*Short problem*
Wherever the string "water" appears in a line, extract that line.

*Figure contents as structured data*

- - - - -

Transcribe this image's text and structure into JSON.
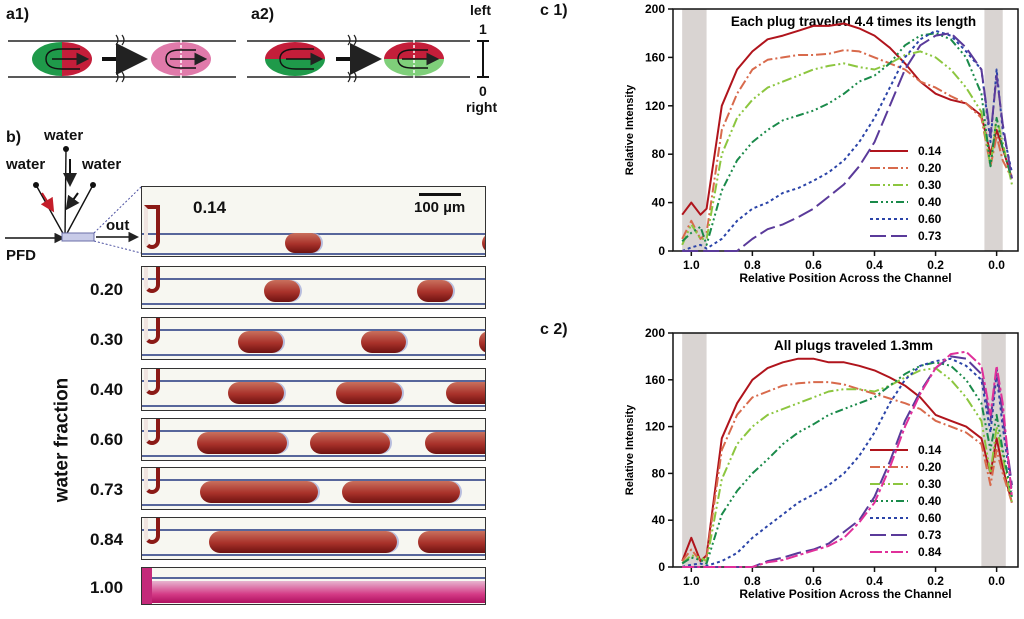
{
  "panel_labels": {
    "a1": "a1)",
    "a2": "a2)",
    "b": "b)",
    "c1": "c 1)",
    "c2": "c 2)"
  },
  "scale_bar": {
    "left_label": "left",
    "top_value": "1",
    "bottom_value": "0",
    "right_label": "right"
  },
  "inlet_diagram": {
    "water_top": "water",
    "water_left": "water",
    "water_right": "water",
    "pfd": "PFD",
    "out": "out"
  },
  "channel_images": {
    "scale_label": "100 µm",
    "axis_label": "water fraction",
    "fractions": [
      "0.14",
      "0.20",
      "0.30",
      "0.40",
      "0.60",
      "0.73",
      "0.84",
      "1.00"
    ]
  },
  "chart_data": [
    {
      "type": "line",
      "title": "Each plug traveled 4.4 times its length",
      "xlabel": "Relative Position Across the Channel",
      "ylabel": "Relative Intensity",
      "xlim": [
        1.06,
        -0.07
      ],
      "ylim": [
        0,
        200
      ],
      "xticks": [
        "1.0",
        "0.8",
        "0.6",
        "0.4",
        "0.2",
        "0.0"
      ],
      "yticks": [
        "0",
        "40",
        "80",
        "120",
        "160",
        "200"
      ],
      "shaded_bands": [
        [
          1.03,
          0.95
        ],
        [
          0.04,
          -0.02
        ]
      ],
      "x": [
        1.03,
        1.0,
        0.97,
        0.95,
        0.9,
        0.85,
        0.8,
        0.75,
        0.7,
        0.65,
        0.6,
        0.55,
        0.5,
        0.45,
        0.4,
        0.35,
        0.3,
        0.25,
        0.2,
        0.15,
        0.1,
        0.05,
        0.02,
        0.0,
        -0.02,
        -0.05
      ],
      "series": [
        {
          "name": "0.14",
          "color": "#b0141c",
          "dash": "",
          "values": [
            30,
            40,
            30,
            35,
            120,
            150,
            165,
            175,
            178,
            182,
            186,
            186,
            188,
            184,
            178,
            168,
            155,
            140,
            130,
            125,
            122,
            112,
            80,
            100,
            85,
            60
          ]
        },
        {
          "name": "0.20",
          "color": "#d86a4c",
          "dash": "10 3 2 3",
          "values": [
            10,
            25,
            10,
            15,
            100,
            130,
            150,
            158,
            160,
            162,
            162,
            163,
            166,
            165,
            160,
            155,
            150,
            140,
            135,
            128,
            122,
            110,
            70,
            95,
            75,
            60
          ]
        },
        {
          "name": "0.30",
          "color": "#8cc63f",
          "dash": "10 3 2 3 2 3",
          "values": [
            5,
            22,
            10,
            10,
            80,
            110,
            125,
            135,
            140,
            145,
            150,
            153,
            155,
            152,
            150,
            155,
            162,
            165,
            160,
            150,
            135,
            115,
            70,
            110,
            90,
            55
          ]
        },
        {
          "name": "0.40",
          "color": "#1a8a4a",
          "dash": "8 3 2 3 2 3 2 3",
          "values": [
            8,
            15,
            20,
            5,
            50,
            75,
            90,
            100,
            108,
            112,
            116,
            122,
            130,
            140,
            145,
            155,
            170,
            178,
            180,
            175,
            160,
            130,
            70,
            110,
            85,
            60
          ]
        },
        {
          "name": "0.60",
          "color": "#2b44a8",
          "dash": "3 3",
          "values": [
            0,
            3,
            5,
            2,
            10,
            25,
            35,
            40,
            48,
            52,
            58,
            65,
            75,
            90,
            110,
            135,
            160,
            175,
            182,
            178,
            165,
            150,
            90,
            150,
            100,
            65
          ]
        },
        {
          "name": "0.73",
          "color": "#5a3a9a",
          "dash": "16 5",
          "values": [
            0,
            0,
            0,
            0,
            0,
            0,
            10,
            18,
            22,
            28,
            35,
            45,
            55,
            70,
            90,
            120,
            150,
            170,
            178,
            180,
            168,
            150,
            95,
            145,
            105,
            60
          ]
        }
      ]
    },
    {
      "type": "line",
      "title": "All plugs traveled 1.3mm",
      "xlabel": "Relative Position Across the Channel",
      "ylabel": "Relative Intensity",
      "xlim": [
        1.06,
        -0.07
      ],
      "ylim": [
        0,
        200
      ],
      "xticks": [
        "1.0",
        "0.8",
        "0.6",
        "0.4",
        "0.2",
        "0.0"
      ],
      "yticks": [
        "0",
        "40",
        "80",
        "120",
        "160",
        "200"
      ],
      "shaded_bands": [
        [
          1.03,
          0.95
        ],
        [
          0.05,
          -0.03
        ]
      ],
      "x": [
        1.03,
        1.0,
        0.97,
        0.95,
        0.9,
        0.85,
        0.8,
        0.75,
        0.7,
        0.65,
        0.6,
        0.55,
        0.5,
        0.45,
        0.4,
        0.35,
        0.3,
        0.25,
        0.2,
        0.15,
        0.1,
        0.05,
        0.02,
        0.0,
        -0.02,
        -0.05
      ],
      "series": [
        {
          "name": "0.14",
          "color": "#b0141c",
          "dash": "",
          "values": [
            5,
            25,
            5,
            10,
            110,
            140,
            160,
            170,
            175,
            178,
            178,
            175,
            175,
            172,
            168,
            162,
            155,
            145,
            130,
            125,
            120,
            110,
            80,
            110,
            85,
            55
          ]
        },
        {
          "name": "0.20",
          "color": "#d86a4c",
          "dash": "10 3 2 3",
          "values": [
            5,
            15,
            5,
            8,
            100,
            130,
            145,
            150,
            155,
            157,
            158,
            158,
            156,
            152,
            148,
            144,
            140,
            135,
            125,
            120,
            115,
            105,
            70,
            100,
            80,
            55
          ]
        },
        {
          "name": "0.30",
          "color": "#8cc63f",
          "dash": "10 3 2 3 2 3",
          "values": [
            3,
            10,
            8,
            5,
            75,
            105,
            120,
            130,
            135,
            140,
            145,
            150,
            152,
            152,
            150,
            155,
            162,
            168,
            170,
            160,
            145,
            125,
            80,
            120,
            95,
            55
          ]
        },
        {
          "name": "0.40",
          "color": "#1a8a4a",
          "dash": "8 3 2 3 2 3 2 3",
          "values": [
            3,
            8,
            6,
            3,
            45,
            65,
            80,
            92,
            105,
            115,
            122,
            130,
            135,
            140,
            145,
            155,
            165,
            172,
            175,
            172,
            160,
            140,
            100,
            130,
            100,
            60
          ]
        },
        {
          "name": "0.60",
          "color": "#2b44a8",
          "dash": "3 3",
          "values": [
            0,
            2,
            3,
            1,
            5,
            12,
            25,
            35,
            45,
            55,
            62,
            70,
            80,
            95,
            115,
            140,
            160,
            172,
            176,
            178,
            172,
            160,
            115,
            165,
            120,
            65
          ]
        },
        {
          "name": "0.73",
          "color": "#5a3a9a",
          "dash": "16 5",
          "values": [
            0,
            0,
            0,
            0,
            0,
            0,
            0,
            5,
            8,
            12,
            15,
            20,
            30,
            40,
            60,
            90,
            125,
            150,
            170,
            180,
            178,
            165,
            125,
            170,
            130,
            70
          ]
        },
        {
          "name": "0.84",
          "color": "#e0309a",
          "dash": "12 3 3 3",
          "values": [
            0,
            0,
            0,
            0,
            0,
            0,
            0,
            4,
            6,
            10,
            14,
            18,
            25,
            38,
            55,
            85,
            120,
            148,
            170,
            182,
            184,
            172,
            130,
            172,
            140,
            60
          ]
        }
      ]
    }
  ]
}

- - - - -

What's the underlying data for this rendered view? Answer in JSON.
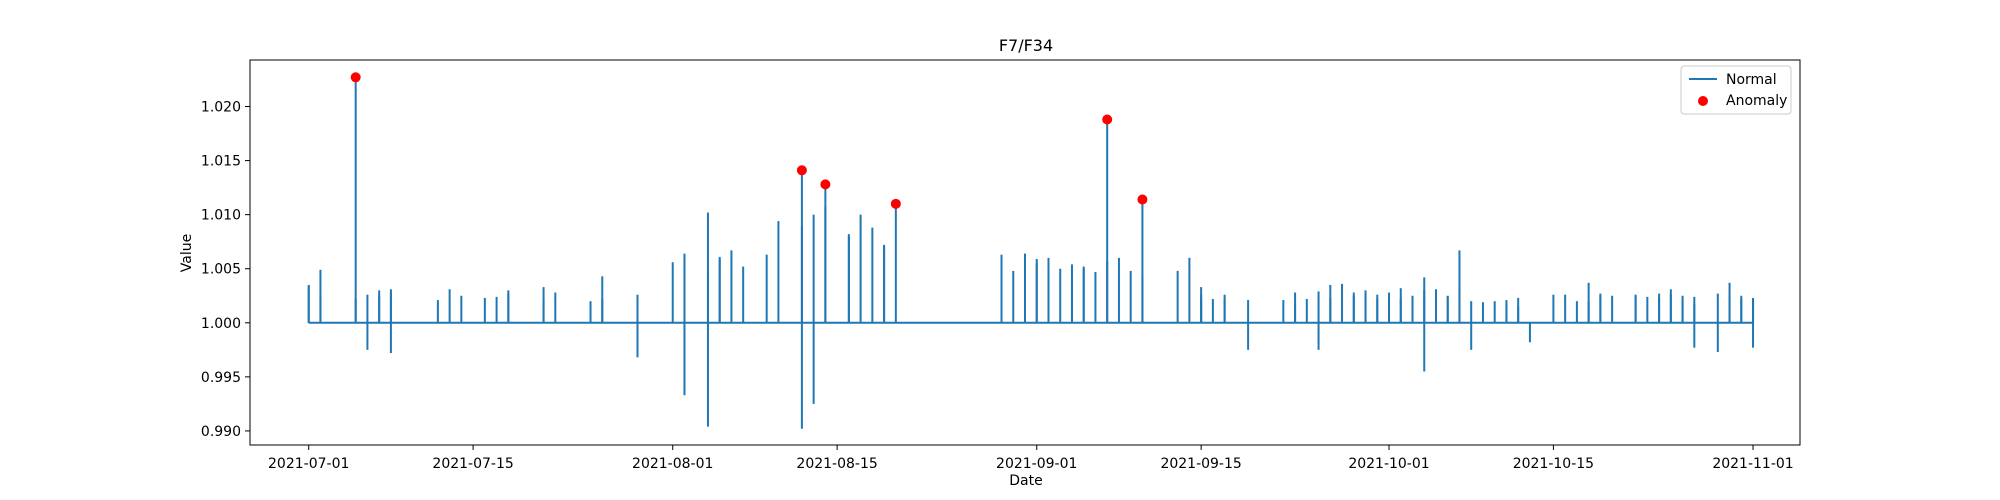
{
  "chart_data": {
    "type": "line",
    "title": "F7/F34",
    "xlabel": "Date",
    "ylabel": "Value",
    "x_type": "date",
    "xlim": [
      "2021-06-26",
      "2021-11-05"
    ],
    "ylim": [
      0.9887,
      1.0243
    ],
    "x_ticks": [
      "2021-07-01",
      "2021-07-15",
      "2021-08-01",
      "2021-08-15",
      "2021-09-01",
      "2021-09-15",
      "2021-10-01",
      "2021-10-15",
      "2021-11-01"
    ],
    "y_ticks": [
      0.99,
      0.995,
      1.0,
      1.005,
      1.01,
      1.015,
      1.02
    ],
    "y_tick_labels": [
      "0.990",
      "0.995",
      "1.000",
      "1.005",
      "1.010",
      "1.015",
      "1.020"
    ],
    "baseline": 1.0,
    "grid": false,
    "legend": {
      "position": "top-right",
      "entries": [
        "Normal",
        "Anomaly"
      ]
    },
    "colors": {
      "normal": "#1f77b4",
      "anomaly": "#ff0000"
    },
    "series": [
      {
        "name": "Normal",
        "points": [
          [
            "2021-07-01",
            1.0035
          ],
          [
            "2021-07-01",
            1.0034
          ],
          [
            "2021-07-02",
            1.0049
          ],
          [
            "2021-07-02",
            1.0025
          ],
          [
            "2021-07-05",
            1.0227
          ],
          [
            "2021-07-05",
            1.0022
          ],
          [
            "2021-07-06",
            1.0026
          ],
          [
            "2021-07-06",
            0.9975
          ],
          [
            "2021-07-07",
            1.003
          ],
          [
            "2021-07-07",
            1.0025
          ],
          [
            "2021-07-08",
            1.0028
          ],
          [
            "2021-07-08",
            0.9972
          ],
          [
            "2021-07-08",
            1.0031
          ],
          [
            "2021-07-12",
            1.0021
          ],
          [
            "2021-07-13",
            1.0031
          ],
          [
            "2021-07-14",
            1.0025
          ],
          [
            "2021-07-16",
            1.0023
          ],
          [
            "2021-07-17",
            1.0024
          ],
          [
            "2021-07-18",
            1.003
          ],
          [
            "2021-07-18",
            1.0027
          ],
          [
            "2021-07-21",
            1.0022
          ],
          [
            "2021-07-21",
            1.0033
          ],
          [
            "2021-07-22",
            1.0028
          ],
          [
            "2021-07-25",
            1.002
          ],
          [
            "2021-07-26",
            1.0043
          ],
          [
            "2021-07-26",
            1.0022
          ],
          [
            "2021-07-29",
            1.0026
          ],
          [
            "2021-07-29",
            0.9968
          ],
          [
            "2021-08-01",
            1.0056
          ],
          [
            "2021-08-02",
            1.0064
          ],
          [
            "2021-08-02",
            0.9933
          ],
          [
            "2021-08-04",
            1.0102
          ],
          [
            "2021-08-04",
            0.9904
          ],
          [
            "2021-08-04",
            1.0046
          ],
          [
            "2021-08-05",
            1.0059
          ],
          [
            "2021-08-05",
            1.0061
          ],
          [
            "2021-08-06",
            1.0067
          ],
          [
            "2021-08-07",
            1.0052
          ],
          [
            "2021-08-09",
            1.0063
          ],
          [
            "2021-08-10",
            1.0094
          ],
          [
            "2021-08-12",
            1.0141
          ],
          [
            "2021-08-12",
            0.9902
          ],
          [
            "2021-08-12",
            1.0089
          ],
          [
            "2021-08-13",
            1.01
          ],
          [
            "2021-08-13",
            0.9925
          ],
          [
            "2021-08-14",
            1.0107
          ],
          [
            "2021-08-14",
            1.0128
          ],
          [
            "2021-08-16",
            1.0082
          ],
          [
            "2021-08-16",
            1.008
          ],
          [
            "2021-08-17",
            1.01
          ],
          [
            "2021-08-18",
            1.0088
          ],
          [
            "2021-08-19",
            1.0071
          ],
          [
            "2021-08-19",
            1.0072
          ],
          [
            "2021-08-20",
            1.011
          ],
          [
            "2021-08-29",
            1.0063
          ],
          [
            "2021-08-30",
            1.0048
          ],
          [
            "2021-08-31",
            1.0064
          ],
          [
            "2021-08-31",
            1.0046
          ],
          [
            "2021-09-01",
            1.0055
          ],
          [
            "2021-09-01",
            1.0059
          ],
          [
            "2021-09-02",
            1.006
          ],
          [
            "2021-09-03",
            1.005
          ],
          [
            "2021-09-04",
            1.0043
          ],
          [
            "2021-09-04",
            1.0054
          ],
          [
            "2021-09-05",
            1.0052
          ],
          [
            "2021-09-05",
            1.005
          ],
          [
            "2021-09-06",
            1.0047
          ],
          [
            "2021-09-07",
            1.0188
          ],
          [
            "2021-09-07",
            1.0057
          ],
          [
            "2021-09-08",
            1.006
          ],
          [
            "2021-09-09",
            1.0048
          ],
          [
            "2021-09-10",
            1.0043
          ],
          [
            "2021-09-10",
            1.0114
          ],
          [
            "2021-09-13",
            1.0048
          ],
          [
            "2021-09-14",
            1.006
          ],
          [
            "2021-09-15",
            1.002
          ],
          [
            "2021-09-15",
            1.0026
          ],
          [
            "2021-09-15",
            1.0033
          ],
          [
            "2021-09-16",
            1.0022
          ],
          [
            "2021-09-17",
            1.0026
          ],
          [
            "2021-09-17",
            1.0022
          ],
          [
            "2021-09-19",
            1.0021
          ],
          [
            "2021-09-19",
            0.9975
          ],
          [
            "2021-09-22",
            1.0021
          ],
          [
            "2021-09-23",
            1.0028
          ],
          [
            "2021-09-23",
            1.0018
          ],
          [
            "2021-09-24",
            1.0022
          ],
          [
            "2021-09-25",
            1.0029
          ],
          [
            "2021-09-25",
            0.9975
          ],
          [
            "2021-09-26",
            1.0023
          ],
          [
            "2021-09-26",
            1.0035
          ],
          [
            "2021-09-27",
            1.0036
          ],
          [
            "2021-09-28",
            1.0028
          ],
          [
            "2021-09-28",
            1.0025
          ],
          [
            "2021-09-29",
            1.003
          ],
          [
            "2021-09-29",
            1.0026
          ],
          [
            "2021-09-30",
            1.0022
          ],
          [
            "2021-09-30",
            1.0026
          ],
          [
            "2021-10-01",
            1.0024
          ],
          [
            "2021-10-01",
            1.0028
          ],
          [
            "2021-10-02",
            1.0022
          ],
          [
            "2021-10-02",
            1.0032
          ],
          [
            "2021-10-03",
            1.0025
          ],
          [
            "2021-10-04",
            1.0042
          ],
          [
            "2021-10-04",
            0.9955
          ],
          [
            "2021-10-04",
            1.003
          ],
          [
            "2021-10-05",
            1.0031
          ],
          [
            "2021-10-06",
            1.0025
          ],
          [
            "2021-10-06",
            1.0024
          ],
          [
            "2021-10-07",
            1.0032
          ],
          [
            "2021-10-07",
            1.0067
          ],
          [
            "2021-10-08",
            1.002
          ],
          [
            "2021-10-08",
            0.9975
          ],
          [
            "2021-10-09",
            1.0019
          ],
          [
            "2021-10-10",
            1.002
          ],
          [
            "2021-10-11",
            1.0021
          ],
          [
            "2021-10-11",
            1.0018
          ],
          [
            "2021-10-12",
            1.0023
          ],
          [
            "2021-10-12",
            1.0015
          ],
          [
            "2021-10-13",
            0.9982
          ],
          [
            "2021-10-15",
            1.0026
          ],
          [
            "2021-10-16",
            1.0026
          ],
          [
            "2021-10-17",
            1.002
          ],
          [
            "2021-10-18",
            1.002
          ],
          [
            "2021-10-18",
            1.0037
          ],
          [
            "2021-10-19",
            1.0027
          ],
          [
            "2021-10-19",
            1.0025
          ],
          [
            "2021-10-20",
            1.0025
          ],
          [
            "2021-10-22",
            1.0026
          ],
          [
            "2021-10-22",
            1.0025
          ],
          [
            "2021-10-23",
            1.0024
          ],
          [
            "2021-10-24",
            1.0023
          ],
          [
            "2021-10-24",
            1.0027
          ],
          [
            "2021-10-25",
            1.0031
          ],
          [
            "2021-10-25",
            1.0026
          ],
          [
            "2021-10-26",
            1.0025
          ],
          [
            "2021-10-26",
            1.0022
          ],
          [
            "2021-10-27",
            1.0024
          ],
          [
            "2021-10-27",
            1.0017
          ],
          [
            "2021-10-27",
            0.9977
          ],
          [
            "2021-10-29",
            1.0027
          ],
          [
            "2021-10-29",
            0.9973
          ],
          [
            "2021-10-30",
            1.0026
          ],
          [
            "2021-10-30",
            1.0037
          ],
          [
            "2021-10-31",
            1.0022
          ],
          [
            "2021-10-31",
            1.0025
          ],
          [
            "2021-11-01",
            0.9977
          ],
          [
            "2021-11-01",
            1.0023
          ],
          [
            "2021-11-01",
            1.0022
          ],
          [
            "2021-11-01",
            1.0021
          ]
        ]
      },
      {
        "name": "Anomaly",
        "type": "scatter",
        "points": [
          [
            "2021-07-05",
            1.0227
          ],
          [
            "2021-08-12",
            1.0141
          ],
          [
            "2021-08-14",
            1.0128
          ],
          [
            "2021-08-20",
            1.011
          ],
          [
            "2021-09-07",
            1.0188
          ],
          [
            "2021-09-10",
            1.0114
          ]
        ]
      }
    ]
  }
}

- - - - -

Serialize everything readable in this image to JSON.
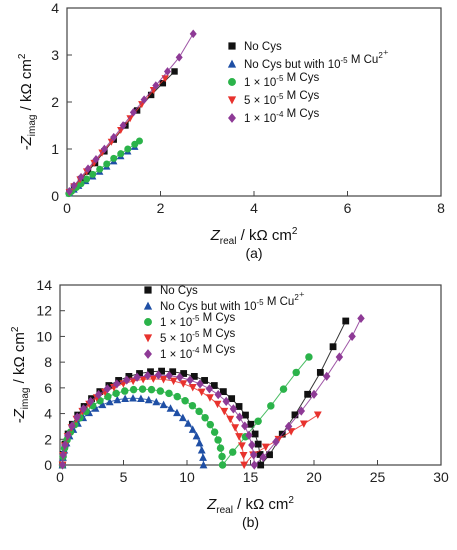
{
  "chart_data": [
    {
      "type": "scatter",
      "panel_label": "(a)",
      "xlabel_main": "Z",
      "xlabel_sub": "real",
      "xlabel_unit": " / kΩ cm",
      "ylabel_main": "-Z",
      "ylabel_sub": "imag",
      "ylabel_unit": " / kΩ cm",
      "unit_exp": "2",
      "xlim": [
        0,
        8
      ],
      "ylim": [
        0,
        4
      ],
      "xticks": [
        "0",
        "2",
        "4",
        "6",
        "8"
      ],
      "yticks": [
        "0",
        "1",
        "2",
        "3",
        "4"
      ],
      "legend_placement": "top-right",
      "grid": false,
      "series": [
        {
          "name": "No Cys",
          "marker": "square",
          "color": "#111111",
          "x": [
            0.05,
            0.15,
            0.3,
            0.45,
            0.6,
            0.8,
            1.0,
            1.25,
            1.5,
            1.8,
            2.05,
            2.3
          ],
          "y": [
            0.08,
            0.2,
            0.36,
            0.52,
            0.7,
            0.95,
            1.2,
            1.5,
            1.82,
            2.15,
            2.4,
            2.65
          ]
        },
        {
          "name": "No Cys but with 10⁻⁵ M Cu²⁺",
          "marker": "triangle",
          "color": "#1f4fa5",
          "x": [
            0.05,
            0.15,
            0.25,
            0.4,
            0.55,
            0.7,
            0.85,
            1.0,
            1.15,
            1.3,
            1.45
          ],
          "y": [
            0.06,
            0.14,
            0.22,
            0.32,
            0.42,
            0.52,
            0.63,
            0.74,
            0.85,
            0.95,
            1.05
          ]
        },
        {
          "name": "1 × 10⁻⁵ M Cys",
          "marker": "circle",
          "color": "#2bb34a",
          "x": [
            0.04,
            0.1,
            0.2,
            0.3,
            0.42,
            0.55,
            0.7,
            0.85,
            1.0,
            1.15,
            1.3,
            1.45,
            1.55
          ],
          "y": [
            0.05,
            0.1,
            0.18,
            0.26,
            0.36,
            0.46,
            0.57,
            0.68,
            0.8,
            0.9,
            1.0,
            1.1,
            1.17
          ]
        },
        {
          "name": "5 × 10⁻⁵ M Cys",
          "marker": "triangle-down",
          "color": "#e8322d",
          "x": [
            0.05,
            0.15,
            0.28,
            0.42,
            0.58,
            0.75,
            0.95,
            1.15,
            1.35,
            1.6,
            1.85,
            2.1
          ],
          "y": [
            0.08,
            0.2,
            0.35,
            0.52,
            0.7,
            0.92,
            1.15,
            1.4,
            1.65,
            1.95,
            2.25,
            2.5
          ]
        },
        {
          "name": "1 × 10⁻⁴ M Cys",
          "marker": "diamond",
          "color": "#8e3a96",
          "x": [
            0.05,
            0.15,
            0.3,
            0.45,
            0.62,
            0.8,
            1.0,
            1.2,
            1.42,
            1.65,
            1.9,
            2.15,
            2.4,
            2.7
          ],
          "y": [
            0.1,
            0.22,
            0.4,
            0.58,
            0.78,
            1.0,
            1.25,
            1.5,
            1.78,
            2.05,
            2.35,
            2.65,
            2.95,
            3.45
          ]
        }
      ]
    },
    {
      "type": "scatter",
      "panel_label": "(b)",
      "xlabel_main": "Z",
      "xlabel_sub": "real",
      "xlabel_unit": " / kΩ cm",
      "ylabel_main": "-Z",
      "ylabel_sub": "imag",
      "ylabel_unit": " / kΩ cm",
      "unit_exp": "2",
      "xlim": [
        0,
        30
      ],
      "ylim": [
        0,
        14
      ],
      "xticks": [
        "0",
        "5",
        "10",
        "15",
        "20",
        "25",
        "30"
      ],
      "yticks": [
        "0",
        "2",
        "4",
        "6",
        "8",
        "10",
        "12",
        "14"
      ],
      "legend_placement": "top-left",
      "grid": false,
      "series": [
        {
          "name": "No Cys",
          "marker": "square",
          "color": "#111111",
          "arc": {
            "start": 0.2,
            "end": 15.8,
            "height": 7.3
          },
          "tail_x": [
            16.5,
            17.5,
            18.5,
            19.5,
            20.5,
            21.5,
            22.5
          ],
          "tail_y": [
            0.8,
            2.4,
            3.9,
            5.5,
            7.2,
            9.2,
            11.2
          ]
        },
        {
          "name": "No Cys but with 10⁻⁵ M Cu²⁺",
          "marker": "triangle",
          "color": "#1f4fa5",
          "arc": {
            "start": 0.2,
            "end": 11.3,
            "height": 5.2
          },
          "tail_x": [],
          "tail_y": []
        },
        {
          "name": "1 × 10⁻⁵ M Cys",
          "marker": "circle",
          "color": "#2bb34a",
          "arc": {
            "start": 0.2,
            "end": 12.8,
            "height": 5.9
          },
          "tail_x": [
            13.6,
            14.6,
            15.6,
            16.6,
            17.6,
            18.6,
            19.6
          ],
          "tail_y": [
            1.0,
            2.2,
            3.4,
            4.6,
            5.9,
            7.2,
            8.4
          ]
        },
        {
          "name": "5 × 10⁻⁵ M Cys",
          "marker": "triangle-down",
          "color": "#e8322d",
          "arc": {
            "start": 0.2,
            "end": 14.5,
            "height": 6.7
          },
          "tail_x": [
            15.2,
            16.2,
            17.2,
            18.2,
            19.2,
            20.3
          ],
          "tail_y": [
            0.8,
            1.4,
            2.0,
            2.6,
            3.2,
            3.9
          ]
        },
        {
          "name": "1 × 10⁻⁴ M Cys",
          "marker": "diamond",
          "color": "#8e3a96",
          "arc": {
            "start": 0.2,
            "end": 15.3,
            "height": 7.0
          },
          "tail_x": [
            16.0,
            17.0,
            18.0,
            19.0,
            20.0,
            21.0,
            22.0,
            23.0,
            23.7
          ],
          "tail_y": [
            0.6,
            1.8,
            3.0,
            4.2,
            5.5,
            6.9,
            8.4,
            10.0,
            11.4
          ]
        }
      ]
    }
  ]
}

- - - - -

*Written solution*
    "water_top": "water",
    "water_left": "water",
    "water_right": "water",
    "axis_label": "water fraction",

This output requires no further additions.